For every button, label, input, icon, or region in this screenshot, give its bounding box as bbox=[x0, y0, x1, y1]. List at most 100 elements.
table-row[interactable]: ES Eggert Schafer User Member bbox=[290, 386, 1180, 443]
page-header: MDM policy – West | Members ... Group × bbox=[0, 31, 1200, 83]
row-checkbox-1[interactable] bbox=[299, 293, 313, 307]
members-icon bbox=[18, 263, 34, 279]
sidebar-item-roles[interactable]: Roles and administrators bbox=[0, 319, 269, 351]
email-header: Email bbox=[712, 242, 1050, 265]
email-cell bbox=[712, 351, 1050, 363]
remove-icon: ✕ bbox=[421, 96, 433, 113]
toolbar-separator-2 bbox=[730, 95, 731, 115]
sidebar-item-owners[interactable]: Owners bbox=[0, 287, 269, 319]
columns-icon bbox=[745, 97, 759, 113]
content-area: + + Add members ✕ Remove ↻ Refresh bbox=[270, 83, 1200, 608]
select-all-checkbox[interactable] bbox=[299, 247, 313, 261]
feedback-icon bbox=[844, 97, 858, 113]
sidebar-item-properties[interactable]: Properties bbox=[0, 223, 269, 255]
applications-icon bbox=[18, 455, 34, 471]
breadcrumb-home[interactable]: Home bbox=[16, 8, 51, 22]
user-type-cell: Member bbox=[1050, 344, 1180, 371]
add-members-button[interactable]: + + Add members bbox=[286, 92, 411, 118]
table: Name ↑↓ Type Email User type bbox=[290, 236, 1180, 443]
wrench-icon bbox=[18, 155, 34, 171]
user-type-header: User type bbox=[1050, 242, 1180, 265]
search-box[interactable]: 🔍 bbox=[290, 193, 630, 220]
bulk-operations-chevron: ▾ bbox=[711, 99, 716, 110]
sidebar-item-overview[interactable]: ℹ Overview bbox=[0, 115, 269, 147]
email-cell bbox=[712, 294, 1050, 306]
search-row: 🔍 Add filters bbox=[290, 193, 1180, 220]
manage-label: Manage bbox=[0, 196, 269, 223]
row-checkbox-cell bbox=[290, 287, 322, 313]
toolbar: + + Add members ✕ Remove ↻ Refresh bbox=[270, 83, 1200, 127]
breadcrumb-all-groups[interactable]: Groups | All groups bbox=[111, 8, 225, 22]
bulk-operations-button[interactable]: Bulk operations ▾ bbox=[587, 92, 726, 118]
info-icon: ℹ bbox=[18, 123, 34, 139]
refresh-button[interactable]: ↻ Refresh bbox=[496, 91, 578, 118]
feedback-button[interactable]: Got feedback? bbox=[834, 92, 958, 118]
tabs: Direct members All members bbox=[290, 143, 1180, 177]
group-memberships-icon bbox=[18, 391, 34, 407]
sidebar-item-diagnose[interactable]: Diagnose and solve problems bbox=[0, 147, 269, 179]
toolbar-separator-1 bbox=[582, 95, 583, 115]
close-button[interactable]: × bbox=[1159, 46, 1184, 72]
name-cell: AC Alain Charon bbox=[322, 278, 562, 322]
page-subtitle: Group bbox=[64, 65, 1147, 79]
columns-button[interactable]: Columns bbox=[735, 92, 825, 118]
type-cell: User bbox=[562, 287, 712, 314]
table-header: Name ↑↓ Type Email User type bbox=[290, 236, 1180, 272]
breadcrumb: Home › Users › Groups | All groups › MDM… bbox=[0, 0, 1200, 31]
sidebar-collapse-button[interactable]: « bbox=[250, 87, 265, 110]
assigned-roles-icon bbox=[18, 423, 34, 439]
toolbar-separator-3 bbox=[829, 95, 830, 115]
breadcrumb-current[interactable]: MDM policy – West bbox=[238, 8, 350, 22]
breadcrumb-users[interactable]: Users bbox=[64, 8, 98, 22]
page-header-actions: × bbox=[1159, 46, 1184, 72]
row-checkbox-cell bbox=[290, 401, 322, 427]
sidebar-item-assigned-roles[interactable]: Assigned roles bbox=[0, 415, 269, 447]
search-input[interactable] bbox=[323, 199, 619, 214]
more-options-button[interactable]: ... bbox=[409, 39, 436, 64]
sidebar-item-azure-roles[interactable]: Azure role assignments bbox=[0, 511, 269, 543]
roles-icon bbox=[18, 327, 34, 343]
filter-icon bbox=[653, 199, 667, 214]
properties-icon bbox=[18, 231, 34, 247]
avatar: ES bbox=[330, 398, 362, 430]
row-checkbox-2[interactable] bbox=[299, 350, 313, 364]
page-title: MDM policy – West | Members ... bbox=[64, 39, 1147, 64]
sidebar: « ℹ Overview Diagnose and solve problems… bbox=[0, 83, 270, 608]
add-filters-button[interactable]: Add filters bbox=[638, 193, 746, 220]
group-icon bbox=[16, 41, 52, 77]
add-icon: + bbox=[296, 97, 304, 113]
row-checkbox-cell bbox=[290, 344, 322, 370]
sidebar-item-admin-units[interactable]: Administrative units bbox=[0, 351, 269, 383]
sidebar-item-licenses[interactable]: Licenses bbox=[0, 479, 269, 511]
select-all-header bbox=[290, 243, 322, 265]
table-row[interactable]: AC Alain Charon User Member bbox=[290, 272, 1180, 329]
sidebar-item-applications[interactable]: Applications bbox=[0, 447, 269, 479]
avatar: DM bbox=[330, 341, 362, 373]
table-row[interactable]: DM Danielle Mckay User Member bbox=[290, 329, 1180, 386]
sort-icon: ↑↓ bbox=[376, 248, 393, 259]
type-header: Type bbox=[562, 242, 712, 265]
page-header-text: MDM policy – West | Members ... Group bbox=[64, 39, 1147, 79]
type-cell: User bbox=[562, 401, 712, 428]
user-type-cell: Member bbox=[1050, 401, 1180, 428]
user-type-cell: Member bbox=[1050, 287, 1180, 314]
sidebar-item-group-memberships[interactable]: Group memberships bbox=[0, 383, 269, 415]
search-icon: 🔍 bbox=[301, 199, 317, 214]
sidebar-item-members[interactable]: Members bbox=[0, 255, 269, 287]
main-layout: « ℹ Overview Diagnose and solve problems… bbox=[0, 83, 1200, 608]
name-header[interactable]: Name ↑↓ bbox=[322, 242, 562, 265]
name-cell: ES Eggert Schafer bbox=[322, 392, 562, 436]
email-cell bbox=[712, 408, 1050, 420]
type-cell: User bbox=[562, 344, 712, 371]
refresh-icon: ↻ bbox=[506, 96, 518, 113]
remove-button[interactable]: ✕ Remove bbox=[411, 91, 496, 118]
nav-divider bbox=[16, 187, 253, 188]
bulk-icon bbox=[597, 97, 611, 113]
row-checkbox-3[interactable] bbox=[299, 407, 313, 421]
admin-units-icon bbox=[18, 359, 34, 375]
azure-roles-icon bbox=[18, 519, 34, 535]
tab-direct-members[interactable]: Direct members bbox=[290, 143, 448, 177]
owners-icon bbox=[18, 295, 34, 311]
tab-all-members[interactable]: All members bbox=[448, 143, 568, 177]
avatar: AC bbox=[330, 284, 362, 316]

=-=-=-=-=

● Stated task: Copy every one of the rows above word for word, without changing any character.

● Solution to this exercise:
For every button, label, input, icon, or region in this screenshot, give its bounding box as bbox=[x0, y0, x1, y1]. List at most 100 elements.
table-row[interactable]: ES Eggert Schafer User Member bbox=[290, 386, 1180, 443]
page-header: MDM policy – West | Members ... Group × bbox=[0, 31, 1200, 83]
row-checkbox-1[interactable] bbox=[299, 293, 313, 307]
members-icon bbox=[18, 263, 34, 279]
sidebar-item-roles[interactable]: Roles and administrators bbox=[0, 319, 269, 351]
email-header: Email bbox=[712, 242, 1050, 265]
email-cell bbox=[712, 351, 1050, 363]
remove-icon: ✕ bbox=[421, 96, 433, 113]
toolbar-separator-2 bbox=[730, 95, 731, 115]
sidebar-item-owners[interactable]: Owners bbox=[0, 287, 269, 319]
columns-icon bbox=[745, 97, 759, 113]
content-area: + + Add members ✕ Remove ↻ Refresh bbox=[270, 83, 1200, 608]
select-all-checkbox[interactable] bbox=[299, 247, 313, 261]
feedback-icon bbox=[844, 97, 858, 113]
sidebar-item-properties[interactable]: Properties bbox=[0, 223, 269, 255]
applications-icon bbox=[18, 455, 34, 471]
breadcrumb-home[interactable]: Home bbox=[16, 8, 51, 22]
user-type-cell: Member bbox=[1050, 344, 1180, 371]
add-members-button[interactable]: + + Add members bbox=[286, 92, 411, 118]
table: Name ↑↓ Type Email User type bbox=[290, 236, 1180, 443]
wrench-icon bbox=[18, 155, 34, 171]
user-type-header: User type bbox=[1050, 242, 1180, 265]
search-box[interactable]: 🔍 bbox=[290, 193, 630, 220]
bulk-operations-chevron: ▾ bbox=[711, 99, 716, 110]
sidebar-item-overview[interactable]: ℹ Overview bbox=[0, 115, 269, 147]
email-cell bbox=[712, 294, 1050, 306]
search-row: 🔍 Add filters bbox=[290, 193, 1180, 220]
manage-label: Manage bbox=[0, 196, 269, 223]
row-checkbox-cell bbox=[290, 287, 322, 313]
toolbar: + + Add members ✕ Remove ↻ Refresh bbox=[270, 83, 1200, 127]
breadcrumb-all-groups[interactable]: Groups | All groups bbox=[111, 8, 225, 22]
bulk-operations-button[interactable]: Bulk operations ▾ bbox=[587, 92, 726, 118]
info-icon: ℹ bbox=[18, 123, 34, 139]
refresh-button[interactable]: ↻ Refresh bbox=[496, 91, 578, 118]
feedback-button[interactable]: Got feedback? bbox=[834, 92, 958, 118]
tabs: Direct members All members bbox=[290, 143, 1180, 177]
group-memberships-icon bbox=[18, 391, 34, 407]
sidebar-item-diagnose[interactable]: Diagnose and solve problems bbox=[0, 147, 269, 179]
toolbar-separator-1 bbox=[582, 95, 583, 115]
close-button[interactable]: × bbox=[1159, 46, 1184, 72]
name-cell: AC Alain Charon bbox=[322, 278, 562, 322]
page-subtitle: Group bbox=[64, 65, 1147, 79]
columns-button[interactable]: Columns bbox=[735, 92, 825, 118]
type-cell: User bbox=[562, 287, 712, 314]
table-header: Name ↑↓ Type Email User type bbox=[290, 236, 1180, 272]
breadcrumb: Home › Users › Groups | All groups › MDM… bbox=[0, 0, 1200, 31]
sidebar-collapse-button[interactable]: « bbox=[250, 87, 265, 110]
assigned-roles-icon bbox=[18, 423, 34, 439]
toolbar-separator-3 bbox=[829, 95, 830, 115]
breadcrumb-current[interactable]: MDM policy – West bbox=[238, 8, 350, 22]
breadcrumb-users[interactable]: Users bbox=[64, 8, 98, 22]
page-header-actions: × bbox=[1159, 46, 1184, 72]
row-checkbox-cell bbox=[290, 401, 322, 427]
sidebar-item-assigned-roles[interactable]: Assigned roles bbox=[0, 415, 269, 447]
search-input[interactable] bbox=[323, 199, 619, 214]
more-options-button[interactable]: ... bbox=[409, 39, 436, 64]
sidebar-item-azure-roles[interactable]: Azure role assignments bbox=[0, 511, 269, 543]
roles-icon bbox=[18, 327, 34, 343]
filter-icon bbox=[653, 199, 667, 214]
properties-icon bbox=[18, 231, 34, 247]
avatar: ES bbox=[330, 398, 362, 430]
row-checkbox-2[interactable] bbox=[299, 350, 313, 364]
page-title: MDM policy – West | Members ... bbox=[64, 39, 1147, 64]
sidebar: « ℹ Overview Diagnose and solve problems… bbox=[0, 83, 270, 608]
add-filters-button[interactable]: Add filters bbox=[638, 193, 746, 220]
group-icon bbox=[16, 41, 52, 77]
add-icon: + bbox=[296, 97, 304, 113]
row-checkbox-cell bbox=[290, 344, 322, 370]
sidebar-item-admin-units[interactable]: Administrative units bbox=[0, 351, 269, 383]
sidebar-item-licenses[interactable]: Licenses bbox=[0, 479, 269, 511]
select-all-header bbox=[290, 243, 322, 265]
table-row[interactable]: AC Alain Charon User Member bbox=[290, 272, 1180, 329]
sidebar-item-applications[interactable]: Applications bbox=[0, 447, 269, 479]
avatar: DM bbox=[330, 341, 362, 373]
table-row[interactable]: DM Danielle Mckay User Member bbox=[290, 329, 1180, 386]
sort-icon: ↑↓ bbox=[376, 248, 393, 259]
type-header: Type bbox=[562, 242, 712, 265]
page-header-text: MDM policy – West | Members ... Group bbox=[64, 39, 1147, 79]
type-cell: User bbox=[562, 401, 712, 428]
user-type-cell: Member bbox=[1050, 401, 1180, 428]
user-type-cell: Member bbox=[1050, 287, 1180, 314]
sidebar-item-group-memberships[interactable]: Group memberships bbox=[0, 383, 269, 415]
search-icon: 🔍 bbox=[301, 199, 317, 214]
sidebar-item-members[interactable]: Members bbox=[0, 255, 269, 287]
main-layout: « ℹ Overview Diagnose and solve problems… bbox=[0, 83, 1200, 608]
name-header[interactable]: Name ↑↓ bbox=[322, 242, 562, 265]
name-cell: ES Eggert Schafer bbox=[322, 392, 562, 436]
email-cell bbox=[712, 408, 1050, 420]
type-cell: User bbox=[562, 344, 712, 371]
refresh-icon: ↻ bbox=[506, 96, 518, 113]
remove-button[interactable]: ✕ Remove bbox=[411, 91, 496, 118]
nav-divider bbox=[16, 187, 253, 188]
bulk-icon bbox=[597, 97, 611, 113]
row-checkbox-3[interactable] bbox=[299, 407, 313, 421]
admin-units-icon bbox=[18, 359, 34, 375]
azure-roles-icon bbox=[18, 519, 34, 535]
tab-direct-members[interactable]: Direct members bbox=[290, 143, 448, 177]
owners-icon bbox=[18, 295, 34, 311]
tab-all-members[interactable]: All members bbox=[448, 143, 568, 177]
avatar: AC bbox=[330, 284, 362, 316]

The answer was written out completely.